- _EXERCISE GOAL_
Which lines hold the string "ylabel"? Copy every one of them.

- _MATERIAL TO PROCESS_
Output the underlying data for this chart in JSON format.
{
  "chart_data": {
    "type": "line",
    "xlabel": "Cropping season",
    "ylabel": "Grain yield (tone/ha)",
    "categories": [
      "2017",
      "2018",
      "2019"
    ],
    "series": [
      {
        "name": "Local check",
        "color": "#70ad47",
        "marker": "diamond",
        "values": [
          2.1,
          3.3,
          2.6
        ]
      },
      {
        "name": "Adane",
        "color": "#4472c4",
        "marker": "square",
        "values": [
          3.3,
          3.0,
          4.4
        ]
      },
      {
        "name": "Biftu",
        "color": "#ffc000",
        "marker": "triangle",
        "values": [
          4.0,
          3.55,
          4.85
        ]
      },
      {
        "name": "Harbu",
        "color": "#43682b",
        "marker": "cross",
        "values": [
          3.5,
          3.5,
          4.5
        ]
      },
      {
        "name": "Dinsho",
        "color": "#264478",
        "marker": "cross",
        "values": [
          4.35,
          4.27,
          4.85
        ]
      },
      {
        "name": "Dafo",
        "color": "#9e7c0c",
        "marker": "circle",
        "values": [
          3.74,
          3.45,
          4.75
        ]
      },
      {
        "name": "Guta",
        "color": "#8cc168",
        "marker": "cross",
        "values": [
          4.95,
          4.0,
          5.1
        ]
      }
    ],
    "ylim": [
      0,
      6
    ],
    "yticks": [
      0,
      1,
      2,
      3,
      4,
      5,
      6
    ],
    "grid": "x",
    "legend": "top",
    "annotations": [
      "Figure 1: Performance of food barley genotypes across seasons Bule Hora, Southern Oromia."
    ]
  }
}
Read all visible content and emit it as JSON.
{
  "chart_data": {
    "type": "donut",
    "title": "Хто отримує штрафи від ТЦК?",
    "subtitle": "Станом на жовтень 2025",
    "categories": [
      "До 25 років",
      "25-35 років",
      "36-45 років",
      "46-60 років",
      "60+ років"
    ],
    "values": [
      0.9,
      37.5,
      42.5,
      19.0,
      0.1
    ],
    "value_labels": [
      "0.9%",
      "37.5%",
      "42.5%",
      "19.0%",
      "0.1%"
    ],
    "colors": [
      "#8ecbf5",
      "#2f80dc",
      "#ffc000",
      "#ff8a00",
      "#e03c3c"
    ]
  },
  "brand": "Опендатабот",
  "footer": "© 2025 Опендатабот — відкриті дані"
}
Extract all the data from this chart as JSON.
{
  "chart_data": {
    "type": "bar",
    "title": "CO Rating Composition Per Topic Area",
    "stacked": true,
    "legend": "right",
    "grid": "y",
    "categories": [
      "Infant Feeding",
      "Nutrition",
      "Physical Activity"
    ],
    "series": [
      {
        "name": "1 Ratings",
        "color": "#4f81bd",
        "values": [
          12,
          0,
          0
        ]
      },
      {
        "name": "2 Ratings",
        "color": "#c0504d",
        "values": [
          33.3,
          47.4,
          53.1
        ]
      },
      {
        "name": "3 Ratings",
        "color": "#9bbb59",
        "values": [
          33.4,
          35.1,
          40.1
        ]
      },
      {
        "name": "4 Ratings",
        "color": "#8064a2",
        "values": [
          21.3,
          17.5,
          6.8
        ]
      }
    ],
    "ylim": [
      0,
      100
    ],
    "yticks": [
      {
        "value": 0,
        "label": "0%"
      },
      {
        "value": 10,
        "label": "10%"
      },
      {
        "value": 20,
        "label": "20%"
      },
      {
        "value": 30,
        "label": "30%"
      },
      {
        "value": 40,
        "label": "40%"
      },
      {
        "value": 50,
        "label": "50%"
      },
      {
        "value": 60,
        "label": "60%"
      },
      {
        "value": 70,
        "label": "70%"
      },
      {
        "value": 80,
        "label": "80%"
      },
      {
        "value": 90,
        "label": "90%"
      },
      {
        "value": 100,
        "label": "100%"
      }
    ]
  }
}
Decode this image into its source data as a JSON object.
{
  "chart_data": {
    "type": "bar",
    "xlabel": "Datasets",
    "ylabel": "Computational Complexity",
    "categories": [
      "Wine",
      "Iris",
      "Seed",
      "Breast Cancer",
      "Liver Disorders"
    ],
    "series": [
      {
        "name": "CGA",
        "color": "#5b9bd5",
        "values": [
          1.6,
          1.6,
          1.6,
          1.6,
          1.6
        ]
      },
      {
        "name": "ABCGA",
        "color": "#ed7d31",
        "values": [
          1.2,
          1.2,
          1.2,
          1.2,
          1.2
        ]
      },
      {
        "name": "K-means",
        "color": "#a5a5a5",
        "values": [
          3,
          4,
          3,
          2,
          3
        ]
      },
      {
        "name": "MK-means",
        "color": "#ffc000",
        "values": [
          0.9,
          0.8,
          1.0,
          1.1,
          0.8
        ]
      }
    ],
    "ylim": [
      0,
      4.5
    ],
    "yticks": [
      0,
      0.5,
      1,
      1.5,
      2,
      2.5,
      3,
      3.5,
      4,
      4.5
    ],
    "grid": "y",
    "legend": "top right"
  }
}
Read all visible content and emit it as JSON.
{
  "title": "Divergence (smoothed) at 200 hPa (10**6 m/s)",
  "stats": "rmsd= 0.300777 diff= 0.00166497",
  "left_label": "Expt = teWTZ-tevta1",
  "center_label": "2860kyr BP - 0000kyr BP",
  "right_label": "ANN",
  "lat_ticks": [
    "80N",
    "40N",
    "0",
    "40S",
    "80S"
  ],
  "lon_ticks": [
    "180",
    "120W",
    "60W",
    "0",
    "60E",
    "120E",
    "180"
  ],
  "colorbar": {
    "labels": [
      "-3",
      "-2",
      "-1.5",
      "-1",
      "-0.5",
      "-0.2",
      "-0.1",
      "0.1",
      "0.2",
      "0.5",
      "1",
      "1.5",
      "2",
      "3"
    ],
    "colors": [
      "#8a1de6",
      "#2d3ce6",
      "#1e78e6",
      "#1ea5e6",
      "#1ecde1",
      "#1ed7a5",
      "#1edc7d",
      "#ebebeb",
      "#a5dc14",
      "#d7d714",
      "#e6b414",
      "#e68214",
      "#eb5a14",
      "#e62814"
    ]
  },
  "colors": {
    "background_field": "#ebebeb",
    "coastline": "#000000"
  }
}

- _FULL OUTPUT_
    "ylabel": "Grain yield (tone/ha)",
    "ylabel": "Computational Complexity",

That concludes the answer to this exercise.